━━━ Provided records ━━━

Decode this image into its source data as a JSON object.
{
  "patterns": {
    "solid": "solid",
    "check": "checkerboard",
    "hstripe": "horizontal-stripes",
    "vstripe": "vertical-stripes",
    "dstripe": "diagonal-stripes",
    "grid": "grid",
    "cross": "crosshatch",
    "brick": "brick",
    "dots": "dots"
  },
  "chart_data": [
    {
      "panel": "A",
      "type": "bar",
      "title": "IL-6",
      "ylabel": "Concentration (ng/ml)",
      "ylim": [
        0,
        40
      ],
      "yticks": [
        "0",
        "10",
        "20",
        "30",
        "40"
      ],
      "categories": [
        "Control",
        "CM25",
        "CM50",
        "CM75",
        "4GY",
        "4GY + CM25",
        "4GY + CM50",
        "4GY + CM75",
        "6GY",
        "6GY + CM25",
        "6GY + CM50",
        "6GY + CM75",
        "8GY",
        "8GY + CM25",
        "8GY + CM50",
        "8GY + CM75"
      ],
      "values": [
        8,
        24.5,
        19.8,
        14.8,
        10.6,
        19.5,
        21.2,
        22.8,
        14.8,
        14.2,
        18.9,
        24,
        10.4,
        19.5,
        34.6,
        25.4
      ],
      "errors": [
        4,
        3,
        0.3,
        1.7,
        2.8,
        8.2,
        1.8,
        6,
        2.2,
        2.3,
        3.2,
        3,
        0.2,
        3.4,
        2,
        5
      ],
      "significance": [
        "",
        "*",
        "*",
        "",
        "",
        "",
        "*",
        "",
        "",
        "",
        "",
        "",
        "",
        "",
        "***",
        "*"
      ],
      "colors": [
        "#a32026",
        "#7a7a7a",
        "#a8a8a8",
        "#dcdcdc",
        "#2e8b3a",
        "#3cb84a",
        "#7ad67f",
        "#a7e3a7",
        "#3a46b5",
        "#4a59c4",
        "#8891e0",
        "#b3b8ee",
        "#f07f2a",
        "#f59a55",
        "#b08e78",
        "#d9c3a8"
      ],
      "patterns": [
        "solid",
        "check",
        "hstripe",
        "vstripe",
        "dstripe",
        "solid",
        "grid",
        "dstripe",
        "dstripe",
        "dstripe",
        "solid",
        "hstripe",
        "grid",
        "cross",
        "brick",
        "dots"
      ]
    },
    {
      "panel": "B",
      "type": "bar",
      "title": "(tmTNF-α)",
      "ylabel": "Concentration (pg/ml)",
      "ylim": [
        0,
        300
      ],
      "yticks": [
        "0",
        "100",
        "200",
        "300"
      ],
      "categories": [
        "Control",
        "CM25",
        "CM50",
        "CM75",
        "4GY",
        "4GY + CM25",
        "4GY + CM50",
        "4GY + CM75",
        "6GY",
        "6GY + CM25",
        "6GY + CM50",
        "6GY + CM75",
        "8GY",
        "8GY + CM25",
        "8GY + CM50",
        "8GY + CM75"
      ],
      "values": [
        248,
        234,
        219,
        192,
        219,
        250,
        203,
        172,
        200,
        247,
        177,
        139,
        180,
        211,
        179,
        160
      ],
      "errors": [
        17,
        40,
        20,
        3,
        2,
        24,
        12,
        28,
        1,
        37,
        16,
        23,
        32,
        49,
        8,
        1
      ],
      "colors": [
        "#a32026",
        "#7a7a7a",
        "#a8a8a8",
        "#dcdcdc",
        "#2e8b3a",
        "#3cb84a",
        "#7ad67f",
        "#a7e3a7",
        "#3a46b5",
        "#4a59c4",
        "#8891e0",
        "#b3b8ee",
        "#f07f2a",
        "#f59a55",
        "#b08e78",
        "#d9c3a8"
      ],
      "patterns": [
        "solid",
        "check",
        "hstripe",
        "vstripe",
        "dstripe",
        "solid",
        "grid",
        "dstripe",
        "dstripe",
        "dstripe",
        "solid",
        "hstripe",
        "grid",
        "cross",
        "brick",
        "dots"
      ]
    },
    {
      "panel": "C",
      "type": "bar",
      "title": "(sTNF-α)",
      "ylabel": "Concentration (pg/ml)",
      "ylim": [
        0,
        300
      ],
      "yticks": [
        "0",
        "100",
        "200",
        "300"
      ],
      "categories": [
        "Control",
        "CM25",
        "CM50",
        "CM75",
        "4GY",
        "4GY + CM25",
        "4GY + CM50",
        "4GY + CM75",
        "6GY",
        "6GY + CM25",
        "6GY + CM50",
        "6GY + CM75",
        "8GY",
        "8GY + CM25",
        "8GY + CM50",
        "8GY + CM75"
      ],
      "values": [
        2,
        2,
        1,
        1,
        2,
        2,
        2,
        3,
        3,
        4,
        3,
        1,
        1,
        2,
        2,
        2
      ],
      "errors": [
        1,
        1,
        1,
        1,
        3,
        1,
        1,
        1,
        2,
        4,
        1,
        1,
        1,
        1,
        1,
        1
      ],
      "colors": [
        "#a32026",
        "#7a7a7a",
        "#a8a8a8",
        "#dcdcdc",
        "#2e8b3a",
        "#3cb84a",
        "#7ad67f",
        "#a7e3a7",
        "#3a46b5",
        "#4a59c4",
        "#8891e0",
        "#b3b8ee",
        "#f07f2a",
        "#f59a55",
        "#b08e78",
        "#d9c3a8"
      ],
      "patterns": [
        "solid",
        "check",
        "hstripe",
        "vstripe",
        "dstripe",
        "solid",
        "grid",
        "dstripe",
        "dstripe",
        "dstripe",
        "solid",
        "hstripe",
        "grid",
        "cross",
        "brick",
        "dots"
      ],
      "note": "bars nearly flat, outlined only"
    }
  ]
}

━━━

Reproduce every line of the material above exactly.

Decode this image into its source data as a JSON object.
{
  "patterns": {
    "solid": "solid",
    "check": "checkerboard",
    "hstripe": "horizontal-stripes",
    "vstripe": "vertical-stripes",
    "dstripe": "diagonal-stripes",
    "grid": "grid",
    "cross": "crosshatch",
    "brick": "brick",
    "dots": "dots"
  },
  "chart_data": [
    {
      "panel": "A",
      "type": "bar",
      "title": "IL-6",
      "ylabel": "Concentration (ng/ml)",
      "ylim": [
        0,
        40
      ],
      "yticks": [
        "0",
        "10",
        "20",
        "30",
        "40"
      ],
      "categories": [
        "Control",
        "CM25",
        "CM50",
        "CM75",
        "4GY",
        "4GY + CM25",
        "4GY + CM50",
        "4GY + CM75",
        "6GY",
        "6GY + CM25",
        "6GY + CM50",
        "6GY + CM75",
        "8GY",
        "8GY + CM25",
        "8GY + CM50",
        "8GY + CM75"
      ],
      "values": [
        8,
        24.5,
        19.8,
        14.8,
        10.6,
        19.5,
        21.2,
        22.8,
        14.8,
        14.2,
        18.9,
        24,
        10.4,
        19.5,
        34.6,
        25.4
      ],
      "errors": [
        4,
        3,
        0.3,
        1.7,
        2.8,
        8.2,
        1.8,
        6,
        2.2,
        2.3,
        3.2,
        3,
        0.2,
        3.4,
        2,
        5
      ],
      "significance": [
        "",
        "*",
        "*",
        "",
        "",
        "",
        "*",
        "",
        "",
        "",
        "",
        "",
        "",
        "",
        "***",
        "*"
      ],
      "colors": [
        "#a32026",
        "#7a7a7a",
        "#a8a8a8",
        "#dcdcdc",
        "#2e8b3a",
        "#3cb84a",
        "#7ad67f",
        "#a7e3a7",
        "#3a46b5",
        "#4a59c4",
        "#8891e0",
        "#b3b8ee",
        "#f07f2a",
        "#f59a55",
        "#b08e78",
        "#d9c3a8"
      ],
      "patterns": [
        "solid",
        "check",
        "hstripe",
        "vstripe",
        "dstripe",
        "solid",
        "grid",
        "dstripe",
        "dstripe",
        "dstripe",
        "solid",
        "hstripe",
        "grid",
        "cross",
        "brick",
        "dots"
      ]
    },
    {
      "panel": "B",
      "type": "bar",
      "title": "(tmTNF-α)",
      "ylabel": "Concentration (pg/ml)",
      "ylim": [
        0,
        300
      ],
      "yticks": [
        "0",
        "100",
        "200",
        "300"
      ],
      "categories": [
        "Control",
        "CM25",
        "CM50",
        "CM75",
        "4GY",
        "4GY + CM25",
        "4GY + CM50",
        "4GY + CM75",
        "6GY",
        "6GY + CM25",
        "6GY + CM50",
        "6GY + CM75",
        "8GY",
        "8GY + CM25",
        "8GY + CM50",
        "8GY + CM75"
      ],
      "values": [
        248,
        234,
        219,
        192,
        219,
        250,
        203,
        172,
        200,
        247,
        177,
        139,
        180,
        211,
        179,
        160
      ],
      "errors": [
        17,
        40,
        20,
        3,
        2,
        24,
        12,
        28,
        1,
        37,
        16,
        23,
        32,
        49,
        8,
        1
      ],
      "colors": [
        "#a32026",
        "#7a7a7a",
        "#a8a8a8",
        "#dcdcdc",
        "#2e8b3a",
        "#3cb84a",
        "#7ad67f",
        "#a7e3a7",
        "#3a46b5",
        "#4a59c4",
        "#8891e0",
        "#b3b8ee",
        "#f07f2a",
        "#f59a55",
        "#b08e78",
        "#d9c3a8"
      ],
      "patterns": [
        "solid",
        "check",
        "hstripe",
        "vstripe",
        "dstripe",
        "solid",
        "grid",
        "dstripe",
        "dstripe",
        "dstripe",
        "solid",
        "hstripe",
        "grid",
        "cross",
        "brick",
        "dots"
      ]
    },
    {
      "panel": "C",
      "type": "bar",
      "title": "(sTNF-α)",
      "ylabel": "Concentration (pg/ml)",
      "ylim": [
        0,
        300
      ],
      "yticks": [
        "0",
        "100",
        "200",
        "300"
      ],
      "categories": [
        "Control",
        "CM25",
        "CM50",
        "CM75",
        "4GY",
        "4GY + CM25",
        "4GY + CM50",
        "4GY + CM75",
        "6GY",
        "6GY + CM25",
        "6GY + CM50",
        "6GY + CM75",
        "8GY",
        "8GY + CM25",
        "8GY + CM50",
        "8GY + CM75"
      ],
      "values": [
        2,
        2,
        1,
        1,
        2,
        2,
        2,
        3,
        3,
        4,
        3,
        1,
        1,
        2,
        2,
        2
      ],
      "errors": [
        1,
        1,
        1,
        1,
        3,
        1,
        1,
        1,
        2,
        4,
        1,
        1,
        1,
        1,
        1,
        1
      ],
      "colors": [
        "#a32026",
        "#7a7a7a",
        "#a8a8a8",
        "#dcdcdc",
        "#2e8b3a",
        "#3cb84a",
        "#7ad67f",
        "#a7e3a7",
        "#3a46b5",
        "#4a59c4",
        "#8891e0",
        "#b3b8ee",
        "#f07f2a",
        "#f59a55",
        "#b08e78",
        "#d9c3a8"
      ],
      "patterns": [
        "solid",
        "check",
        "hstripe",
        "vstripe",
        "dstripe",
        "solid",
        "grid",
        "dstripe",
        "dstripe",
        "dstripe",
        "solid",
        "hstripe",
        "grid",
        "cross",
        "brick",
        "dots"
      ],
      "note": "bars nearly flat, outlined only"
    }
  ]
}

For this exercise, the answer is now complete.